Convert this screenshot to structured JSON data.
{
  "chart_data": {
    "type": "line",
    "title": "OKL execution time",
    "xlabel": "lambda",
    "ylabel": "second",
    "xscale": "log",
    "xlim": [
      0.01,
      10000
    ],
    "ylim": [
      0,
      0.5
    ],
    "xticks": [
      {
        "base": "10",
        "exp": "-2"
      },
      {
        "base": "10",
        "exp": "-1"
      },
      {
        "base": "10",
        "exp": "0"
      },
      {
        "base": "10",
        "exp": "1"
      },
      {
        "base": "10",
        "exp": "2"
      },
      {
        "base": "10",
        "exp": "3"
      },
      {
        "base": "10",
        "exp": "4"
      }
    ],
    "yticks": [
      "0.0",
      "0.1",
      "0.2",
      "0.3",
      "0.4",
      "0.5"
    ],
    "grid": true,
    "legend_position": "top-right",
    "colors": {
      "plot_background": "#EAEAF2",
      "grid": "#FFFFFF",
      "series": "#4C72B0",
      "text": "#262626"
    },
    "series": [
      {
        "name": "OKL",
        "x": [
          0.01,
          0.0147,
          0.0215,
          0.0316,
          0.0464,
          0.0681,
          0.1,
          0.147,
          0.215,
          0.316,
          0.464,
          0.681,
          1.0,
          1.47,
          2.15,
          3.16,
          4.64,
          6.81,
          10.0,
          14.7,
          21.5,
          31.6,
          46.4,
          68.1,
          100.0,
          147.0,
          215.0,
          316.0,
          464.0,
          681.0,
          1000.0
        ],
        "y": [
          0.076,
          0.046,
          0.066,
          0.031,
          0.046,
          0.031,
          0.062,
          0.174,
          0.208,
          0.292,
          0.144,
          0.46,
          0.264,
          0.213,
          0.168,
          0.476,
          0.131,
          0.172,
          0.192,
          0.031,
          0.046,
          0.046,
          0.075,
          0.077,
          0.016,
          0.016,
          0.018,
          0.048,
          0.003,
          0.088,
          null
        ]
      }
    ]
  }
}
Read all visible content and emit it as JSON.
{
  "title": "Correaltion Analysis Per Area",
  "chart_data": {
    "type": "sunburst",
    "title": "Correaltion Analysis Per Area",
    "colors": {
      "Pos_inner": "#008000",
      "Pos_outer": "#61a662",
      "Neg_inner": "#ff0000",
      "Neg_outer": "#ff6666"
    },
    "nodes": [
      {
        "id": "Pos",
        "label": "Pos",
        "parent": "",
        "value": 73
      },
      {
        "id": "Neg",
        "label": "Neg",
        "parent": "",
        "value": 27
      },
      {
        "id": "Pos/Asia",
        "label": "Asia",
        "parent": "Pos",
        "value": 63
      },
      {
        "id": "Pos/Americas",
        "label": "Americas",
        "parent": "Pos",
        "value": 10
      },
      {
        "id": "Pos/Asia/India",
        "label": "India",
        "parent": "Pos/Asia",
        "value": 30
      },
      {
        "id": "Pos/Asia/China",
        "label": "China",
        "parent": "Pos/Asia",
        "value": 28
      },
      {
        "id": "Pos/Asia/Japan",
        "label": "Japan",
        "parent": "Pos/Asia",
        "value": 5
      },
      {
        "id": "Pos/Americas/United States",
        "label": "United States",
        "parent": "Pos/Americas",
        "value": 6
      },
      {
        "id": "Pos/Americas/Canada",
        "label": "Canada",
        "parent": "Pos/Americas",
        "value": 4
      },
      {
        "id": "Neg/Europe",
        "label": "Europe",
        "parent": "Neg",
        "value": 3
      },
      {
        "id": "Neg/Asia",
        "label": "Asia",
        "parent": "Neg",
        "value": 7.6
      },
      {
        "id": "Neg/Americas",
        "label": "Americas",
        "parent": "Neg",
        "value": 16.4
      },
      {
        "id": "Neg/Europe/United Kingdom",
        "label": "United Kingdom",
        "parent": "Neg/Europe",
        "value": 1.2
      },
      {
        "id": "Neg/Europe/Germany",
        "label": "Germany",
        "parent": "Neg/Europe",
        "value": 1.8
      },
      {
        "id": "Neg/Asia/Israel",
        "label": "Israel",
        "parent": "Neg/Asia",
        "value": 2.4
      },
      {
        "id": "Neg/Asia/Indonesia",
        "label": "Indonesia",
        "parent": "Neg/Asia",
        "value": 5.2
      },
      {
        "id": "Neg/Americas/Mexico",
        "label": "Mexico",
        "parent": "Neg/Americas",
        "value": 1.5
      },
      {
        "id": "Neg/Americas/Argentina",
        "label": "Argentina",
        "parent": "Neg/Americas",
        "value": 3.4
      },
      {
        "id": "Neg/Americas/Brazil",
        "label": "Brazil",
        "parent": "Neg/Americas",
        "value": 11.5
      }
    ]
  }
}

_ _ _ _

Copy all the entries verbatim.

Convert this screenshot to structured JSON data.
{
  "chart_data": {
    "type": "line",
    "title": "OKL execution time",
    "xlabel": "lambda",
    "ylabel": "second",
    "xscale": "log",
    "xlim": [
      0.01,
      10000
    ],
    "ylim": [
      0,
      0.5
    ],
    "xticks": [
      {
        "base": "10",
        "exp": "-2"
      },
      {
        "base": "10",
        "exp": "-1"
      },
      {
        "base": "10",
        "exp": "0"
      },
      {
        "base": "10",
        "exp": "1"
      },
      {
        "base": "10",
        "exp": "2"
      },
      {
        "base": "10",
        "exp": "3"
      },
      {
        "base": "10",
        "exp": "4"
      }
    ],
    "yticks": [
      "0.0",
      "0.1",
      "0.2",
      "0.3",
      "0.4",
      "0.5"
    ],
    "grid": true,
    "legend_position": "top-right",
    "colors": {
      "plot_background": "#EAEAF2",
      "grid": "#FFFFFF",
      "series": "#4C72B0",
      "text": "#262626"
    },
    "series": [
      {
        "name": "OKL",
        "x": [
          0.01,
          0.0147,
          0.0215,
          0.0316,
          0.0464,
          0.0681,
          0.1,
          0.147,
          0.215,
          0.316,
          0.464,
          0.681,
          1.0,
          1.47,
          2.15,
          3.16,
          4.64,
          6.81,
          10.0,
          14.7,
          21.5,
          31.6,
          46.4,
          68.1,
          100.0,
          147.0,
          215.0,
          316.0,
          464.0,
          681.0,
          1000.0
        ],
        "y": [
          0.076,
          0.046,
          0.066,
          0.031,
          0.046,
          0.031,
          0.062,
          0.174,
          0.208,
          0.292,
          0.144,
          0.46,
          0.264,
          0.213,
          0.168,
          0.476,
          0.131,
          0.172,
          0.192,
          0.031,
          0.046,
          0.046,
          0.075,
          0.077,
          0.016,
          0.016,
          0.018,
          0.048,
          0.003,
          0.088,
          null
        ]
      }
    ]
  }
}
Read all visible content and emit it as JSON.
{
  "title": "Correaltion Analysis Per Area",
  "chart_data": {
    "type": "sunburst",
    "title": "Correaltion Analysis Per Area",
    "colors": {
      "Pos_inner": "#008000",
      "Pos_outer": "#61a662",
      "Neg_inner": "#ff0000",
      "Neg_outer": "#ff6666"
    },
    "nodes": [
      {
        "id": "Pos",
        "label": "Pos",
        "parent": "",
        "value": 73
      },
      {
        "id": "Neg",
        "label": "Neg",
        "parent": "",
        "value": 27
      },
      {
        "id": "Pos/Asia",
        "label": "Asia",
        "parent": "Pos",
        "value": 63
      },
      {
        "id": "Pos/Americas",
        "label": "Americas",
        "parent": "Pos",
        "value": 10
      },
      {
        "id": "Pos/Asia/India",
        "label": "India",
        "parent": "Pos/Asia",
        "value": 30
      },
      {
        "id": "Pos/Asia/China",
        "label": "China",
        "parent": "Pos/Asia",
        "value": 28
      },
      {
        "id": "Pos/Asia/Japan",
        "label": "Japan",
        "parent": "Pos/Asia",
        "value": 5
      },
      {
        "id": "Pos/Americas/United States",
        "label": "United States",
        "parent": "Pos/Americas",
        "value": 6
      },
      {
        "id": "Pos/Americas/Canada",
        "label": "Canada",
        "parent": "Pos/Americas",
        "value": 4
      },
      {
        "id": "Neg/Europe",
        "label": "Europe",
        "parent": "Neg",
        "value": 3
      },
      {
        "id": "Neg/Asia",
        "label": "Asia",
        "parent": "Neg",
        "value": 7.6
      },
      {
        "id": "Neg/Americas",
        "label": "Americas",
        "parent": "Neg",
        "value": 16.4
      },
      {
        "id": "Neg/Europe/United Kingdom",
        "label": "United Kingdom",
        "parent": "Neg/Europe",
        "value": 1.2
      },
      {
        "id": "Neg/Europe/Germany",
        "label": "Germany",
        "parent": "Neg/Europe",
        "value": 1.8
      },
      {
        "id": "Neg/Asia/Israel",
        "label": "Israel",
        "parent": "Neg/Asia",
        "value": 2.4
      },
      {
        "id": "Neg/Asia/Indonesia",
        "label": "Indonesia",
        "parent": "Neg/Asia",
        "value": 5.2
      },
      {
        "id": "Neg/Americas/Mexico",
        "label": "Mexico",
        "parent": "Neg/Americas",
        "value": 1.5
      },
      {
        "id": "Neg/Americas/Argentina",
        "label": "Argentina",
        "parent": "Neg/Americas",
        "value": 3.4
      },
      {
        "id": "Neg/Americas/Brazil",
        "label": "Brazil",
        "parent": "Neg/Americas",
        "value": 11.5
      }
    ]
  }
}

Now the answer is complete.